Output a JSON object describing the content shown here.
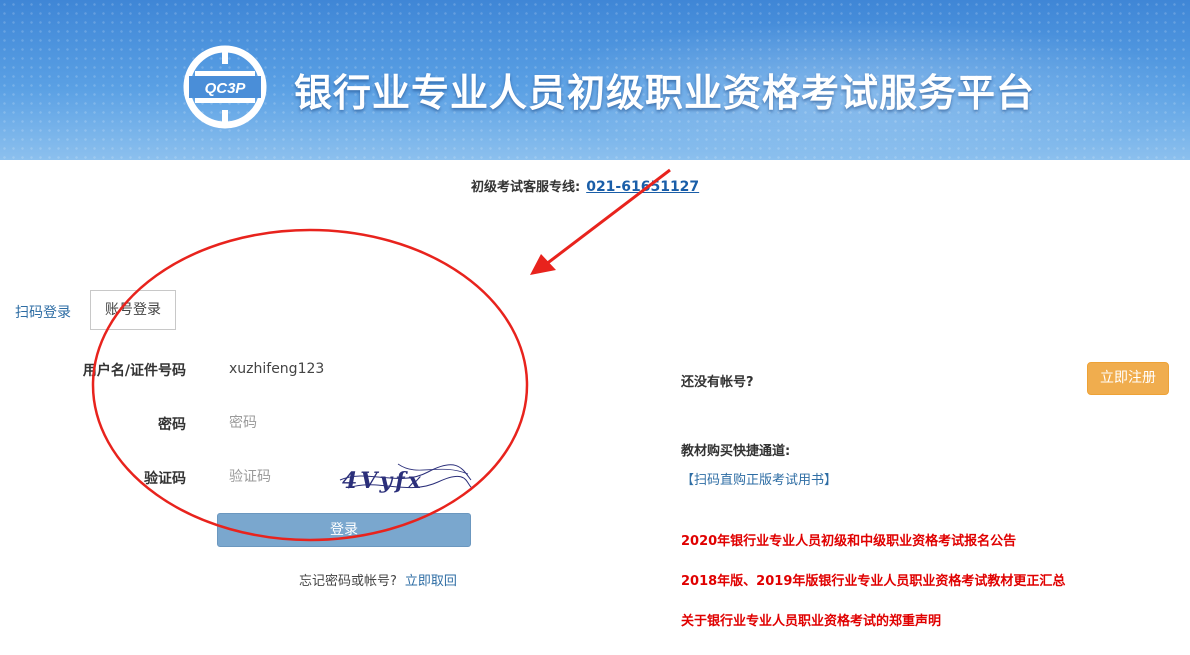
{
  "header": {
    "logo_text": "QC3P",
    "title": "银行业专业人员初级职业资格考试服务平台"
  },
  "hotline": {
    "label": "初级考试客服专线:",
    "phone": "021-61651127"
  },
  "tabs": {
    "qr": "扫码登录",
    "account": "账号登录"
  },
  "form": {
    "username_label": "用户名/证件号码",
    "username_value": "xuzhifeng123",
    "password_label": "密码",
    "password_placeholder": "密码",
    "captcha_label": "验证码",
    "captcha_placeholder": "验证码",
    "captcha_text": "4Vyfx",
    "login_button": "登录",
    "forgot_text": "忘记密码或帐号?",
    "forgot_link": "立即取回"
  },
  "right_panel": {
    "no_account": "还没有帐号?",
    "register_button": "立即注册",
    "books_title": "教材购买快捷通道:",
    "books_link": "【扫码直购正版考试用书】",
    "notices": [
      "2020年银行业专业人员初级和中级职业资格考试报名公告",
      "2018年版、2019年版银行业专业人员职业资格考试教材更正汇总",
      "关于银行业专业人员职业资格考试的郑重声明"
    ]
  },
  "colors": {
    "banner": "#4a90dc",
    "link": "#2e6da4",
    "login_button": "#7aa7ce",
    "register_button": "#f0ad4e",
    "notice": "#e00000",
    "annotation": "#e8231d"
  }
}
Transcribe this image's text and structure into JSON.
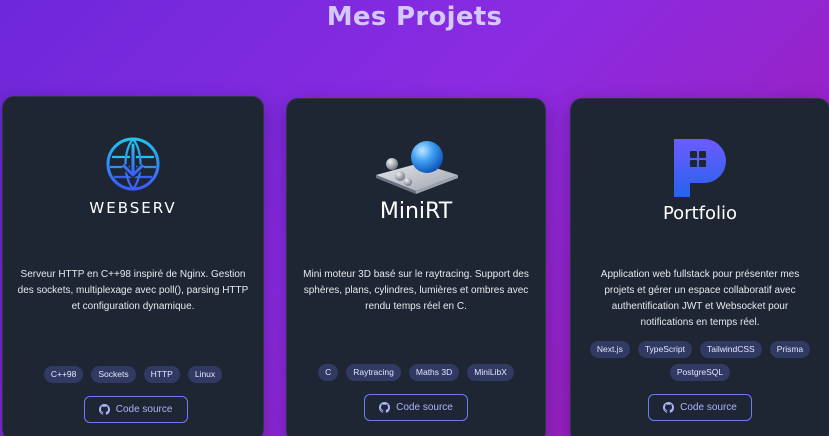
{
  "page": {
    "title": "Mes Projets"
  },
  "colors": {
    "background_start": "#6d28d9",
    "background_end": "#a21caf",
    "card": "#1f2633",
    "tag": "#313a63",
    "button_border": "#6d7cf0",
    "button_text": "#a9b3ff"
  },
  "projects": [
    {
      "logo_text": "WEBSERV",
      "logo_icon": "globe-download-icon",
      "description": "Serveur HTTP en C++98 inspiré de Nginx. Gestion des sockets, multiplexage avec poll(), parsing HTTP et configuration dynamique.",
      "tags": [
        "C++98",
        "Sockets",
        "HTTP",
        "Linux"
      ],
      "source_label": "Code source"
    },
    {
      "logo_text": "MiniRT",
      "logo_icon": "spheres-on-plane-icon",
      "description": "Mini moteur 3D basé sur le raytracing. Support des sphères, plans, cylindres, lumières et ombres avec rendu temps réel en C.",
      "tags": [
        "C",
        "Raytracing",
        "Maths 3D",
        "MiniLibX"
      ],
      "source_label": "Code source"
    },
    {
      "logo_text": "Portfolio",
      "logo_icon": "portfolio-p-icon",
      "description": "Application web fullstack pour présenter mes projets et gérer un espace collaboratif avec authentification JWT et Websocket pour notifications en temps réel.",
      "tags": [
        "Next.js",
        "TypeScript",
        "TailwindCSS",
        "Prisma",
        "PostgreSQL"
      ],
      "source_label": "Code source"
    }
  ]
}
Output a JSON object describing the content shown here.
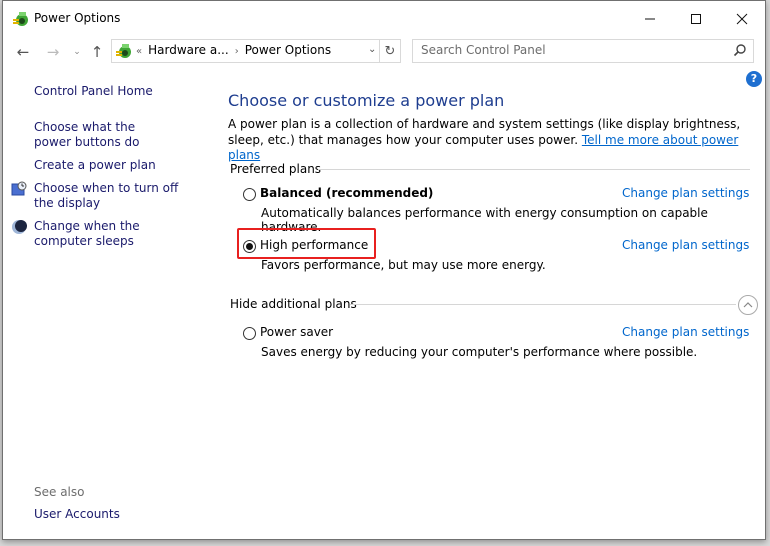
{
  "window": {
    "title": "Power Options",
    "controls": {
      "minimize": "minimize",
      "maximize": "maximize",
      "close": "close"
    }
  },
  "nav": {
    "back_icon": "arrow-left-icon",
    "forward_icon": "arrow-right-icon",
    "recent_icon": "chevron-down-icon",
    "up_icon": "arrow-up-icon",
    "breadcrumb_overflow": "«",
    "breadcrumb": [
      "Hardware a...",
      "Power Options"
    ],
    "breadcrumb_separator": "›",
    "refresh_icon": "refresh-icon"
  },
  "search": {
    "placeholder": "Search Control Panel"
  },
  "sidebar": {
    "home": "Control Panel Home",
    "links": [
      {
        "label": "Choose what the power buttons do",
        "icon": null
      },
      {
        "label": "Create a power plan",
        "icon": null
      },
      {
        "label": "Choose when to turn off the display",
        "icon": "display-clock-icon"
      },
      {
        "label": "Change when the computer sleeps",
        "icon": "moon-icon"
      }
    ],
    "see_also_label": "See also",
    "see_also_links": [
      "User Accounts"
    ]
  },
  "main": {
    "heading": "Choose or customize a power plan",
    "description": "A power plan is a collection of hardware and system settings (like display brightness, sleep, etc.) that manages how your computer uses power.",
    "learn_more_link": "Tell me more about power plans",
    "preferred_label": "Preferred plans",
    "additional_label": "Hide additional plans",
    "change_link": "Change plan settings",
    "plans": [
      {
        "name": "Balanced (recommended)",
        "desc": "Automatically balances performance with energy consumption on capable hardware.",
        "selected": false,
        "bold": true
      },
      {
        "name": "High performance",
        "desc": "Favors performance, but may use more energy.",
        "selected": true,
        "bold": false
      },
      {
        "name": "Power saver",
        "desc": "Saves energy by reducing your computer's performance where possible.",
        "selected": false,
        "bold": false
      }
    ]
  },
  "colors": {
    "link": "#0066cc",
    "heading": "#1e3d8f",
    "highlight": "#e8201f",
    "help": "#1e6fd0"
  }
}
*-*-*
[The exercise]
Copy out the entries verbatim and leave the images out.

[Expected answer]
Output a JSON object describing the content shown here.
{
  "header": {
    "logo_text": "QC3P",
    "title": "银行业专业人员初级职业资格考试服务平台"
  },
  "hotline": {
    "label": "初级考试客服专线:",
    "phone": "021-61651127"
  },
  "tabs": {
    "qr": "扫码登录",
    "account": "账号登录"
  },
  "form": {
    "username_label": "用户名/证件号码",
    "username_value": "xuzhifeng123",
    "password_label": "密码",
    "password_placeholder": "密码",
    "captcha_label": "验证码",
    "captcha_placeholder": "验证码",
    "captcha_text": "4Vyfx",
    "login_button": "登录",
    "forgot_text": "忘记密码或帐号?",
    "forgot_link": "立即取回"
  },
  "right_panel": {
    "no_account": "还没有帐号?",
    "register_button": "立即注册",
    "books_title": "教材购买快捷通道:",
    "books_link": "【扫码直购正版考试用书】",
    "notices": [
      "2020年银行业专业人员初级和中级职业资格考试报名公告",
      "2018年版、2019年版银行业专业人员职业资格考试教材更正汇总",
      "关于银行业专业人员职业资格考试的郑重声明"
    ]
  },
  "colors": {
    "banner": "#4a90dc",
    "link": "#2e6da4",
    "login_button": "#7aa7ce",
    "register_button": "#f0ad4e",
    "notice": "#e00000",
    "annotation": "#e8231d"
  }
}
Transcribe this image's text and structure into JSON.
{
  "page": {
    "title": "Mes Projets"
  },
  "colors": {
    "background_start": "#6d28d9",
    "background_end": "#a21caf",
    "card": "#1f2633",
    "tag": "#313a63",
    "button_border": "#6d7cf0",
    "button_text": "#a9b3ff"
  },
  "projects": [
    {
      "logo_text": "WEBSERV",
      "logo_icon": "globe-download-icon",
      "description": "Serveur HTTP en C++98 inspiré de Nginx. Gestion des sockets, multiplexage avec poll(), parsing HTTP et configuration dynamique.",
      "tags": [
        "C++98",
        "Sockets",
        "HTTP",
        "Linux"
      ],
      "source_label": "Code source"
    },
    {
      "logo_text": "MiniRT",
      "logo_icon": "spheres-on-plane-icon",
      "description": "Mini moteur 3D basé sur le raytracing. Support des sphères, plans, cylindres, lumières et ombres avec rendu temps réel en C.",
      "tags": [
        "C",
        "Raytracing",
        "Maths 3D",
        "MiniLibX"
      ],
      "source_label": "Code source"
    },
    {
      "logo_text": "Portfolio",
      "logo_icon": "portfolio-p-icon",
      "description": "Application web fullstack pour présenter mes projets et gérer un espace collaboratif avec authentification JWT et Websocket pour notifications en temps réel.",
      "tags": [
        "Next.js",
        "TypeScript",
        "TailwindCSS",
        "Prisma",
        "PostgreSQL"
      ],
      "source_label": "Code source"
    }
  ]
}
Output a JSON object describing the content shown here.
{
  "window": {
    "title": "Power Options",
    "controls": {
      "minimize": "minimize",
      "maximize": "maximize",
      "close": "close"
    }
  },
  "nav": {
    "back_icon": "arrow-left-icon",
    "forward_icon": "arrow-right-icon",
    "recent_icon": "chevron-down-icon",
    "up_icon": "arrow-up-icon",
    "breadcrumb_overflow": "«",
    "breadcrumb": [
      "Hardware a...",
      "Power Options"
    ],
    "breadcrumb_separator": "›",
    "refresh_icon": "refresh-icon"
  },
  "search": {
    "placeholder": "Search Control Panel"
  },
  "sidebar": {
    "home": "Control Panel Home",
    "links": [
      {
        "label": "Choose what the power buttons do",
        "icon": null
      },
      {
        "label": "Create a power plan",
        "icon": null
      },
      {
        "label": "Choose when to turn off the display",
        "icon": "display-clock-icon"
      },
      {
        "label": "Change when the computer sleeps",
        "icon": "moon-icon"
      }
    ],
    "see_also_label": "See also",
    "see_also_links": [
      "User Accounts"
    ]
  },
  "main": {
    "heading": "Choose or customize a power plan",
    "description": "A power plan is a collection of hardware and system settings (like display brightness, sleep, etc.) that manages how your computer uses power.",
    "learn_more_link": "Tell me more about power plans",
    "preferred_label": "Preferred plans",
    "additional_label": "Hide additional plans",
    "change_link": "Change plan settings",
    "plans": [
      {
        "name": "Balanced (recommended)",
        "desc": "Automatically balances performance with energy consumption on capable hardware.",
        "selected": false,
        "bold": true
      },
      {
        "name": "High performance",
        "desc": "Favors performance, but may use more energy.",
        "selected": true,
        "bold": false
      },
      {
        "name": "Power saver",
        "desc": "Saves energy by reducing your computer's performance where possible.",
        "selected": false,
        "bold": false
      }
    ]
  },
  "colors": {
    "link": "#0066cc",
    "heading": "#1e3d8f",
    "highlight": "#e8201f",
    "help": "#1e6fd0"
  }
}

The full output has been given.